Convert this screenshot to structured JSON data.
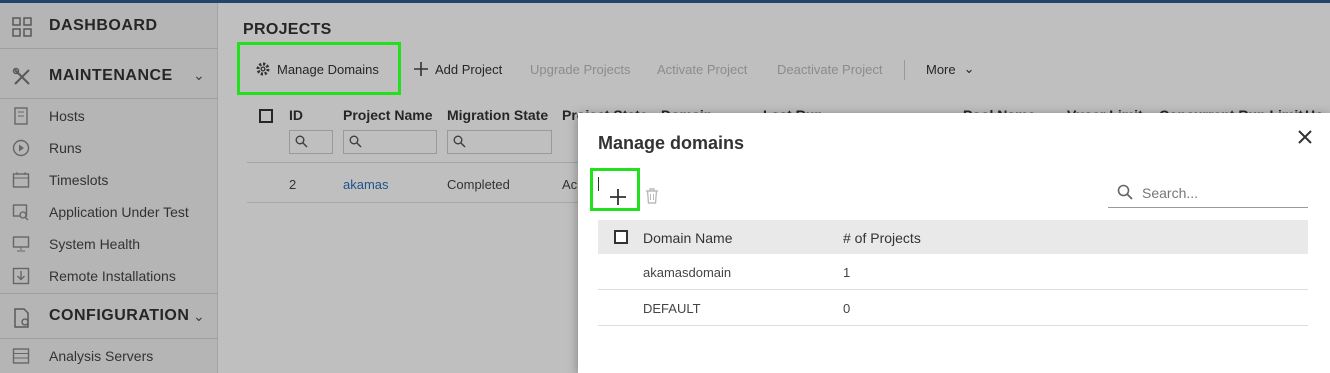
{
  "sidebar": {
    "sections": [
      {
        "label": "DASHBOARD"
      },
      {
        "label": "MAINTENANCE"
      },
      {
        "label": "CONFIGURATION"
      }
    ],
    "items": [
      {
        "label": "Hosts"
      },
      {
        "label": "Runs"
      },
      {
        "label": "Timeslots"
      },
      {
        "label": "Application Under Test"
      },
      {
        "label": "System Health"
      },
      {
        "label": "Remote Installations"
      },
      {
        "label": "Analysis Servers"
      }
    ]
  },
  "main": {
    "title": "PROJECTS",
    "toolbar": {
      "manage_domains": "Manage Domains",
      "add_project": "Add Project",
      "upgrade_projects": "Upgrade Projects",
      "activate_project": "Activate Project",
      "deactivate_project": "Deactivate Project",
      "more": "More"
    },
    "grid": {
      "columns": [
        "ID",
        "Project Name",
        "Migration State",
        "Project State",
        "Domain",
        "Last Run",
        "Pool Name",
        "Vuser Limit",
        "Concurrent Run Limit",
        "Ho"
      ],
      "rows": [
        {
          "id": "2",
          "project_name": "akamas",
          "migration_state": "Completed",
          "project_state": "Ac"
        }
      ]
    }
  },
  "dialog": {
    "title": "Manage domains",
    "search_placeholder": "Search...",
    "columns": {
      "domain_name": "Domain Name",
      "num_projects": "# of Projects"
    },
    "rows": [
      {
        "domain_name": "akamasdomain",
        "num_projects": "1"
      },
      {
        "domain_name": "DEFAULT",
        "num_projects": "0"
      }
    ]
  },
  "colors": {
    "highlight": "#22e01e",
    "link": "#2b6fb6",
    "top_bar": "#2e5d93"
  }
}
★ ★ ★ ★ ★
Write out the listing above again, exactly, but with no pictures in the copy.

Convert this screenshot to structured JSON data.
{
  "sidebar": {
    "sections": [
      {
        "label": "DASHBOARD"
      },
      {
        "label": "MAINTENANCE"
      },
      {
        "label": "CONFIGURATION"
      }
    ],
    "items": [
      {
        "label": "Hosts"
      },
      {
        "label": "Runs"
      },
      {
        "label": "Timeslots"
      },
      {
        "label": "Application Under Test"
      },
      {
        "label": "System Health"
      },
      {
        "label": "Remote Installations"
      },
      {
        "label": "Analysis Servers"
      }
    ]
  },
  "main": {
    "title": "PROJECTS",
    "toolbar": {
      "manage_domains": "Manage Domains",
      "add_project": "Add Project",
      "upgrade_projects": "Upgrade Projects",
      "activate_project": "Activate Project",
      "deactivate_project": "Deactivate Project",
      "more": "More"
    },
    "grid": {
      "columns": [
        "ID",
        "Project Name",
        "Migration State",
        "Project State",
        "Domain",
        "Last Run",
        "Pool Name",
        "Vuser Limit",
        "Concurrent Run Limit",
        "Ho"
      ],
      "rows": [
        {
          "id": "2",
          "project_name": "akamas",
          "migration_state": "Completed",
          "project_state": "Ac"
        }
      ]
    }
  },
  "dialog": {
    "title": "Manage domains",
    "search_placeholder": "Search...",
    "columns": {
      "domain_name": "Domain Name",
      "num_projects": "# of Projects"
    },
    "rows": [
      {
        "domain_name": "akamasdomain",
        "num_projects": "1"
      },
      {
        "domain_name": "DEFAULT",
        "num_projects": "0"
      }
    ]
  },
  "colors": {
    "highlight": "#22e01e",
    "link": "#2b6fb6",
    "top_bar": "#2e5d93"
  }
}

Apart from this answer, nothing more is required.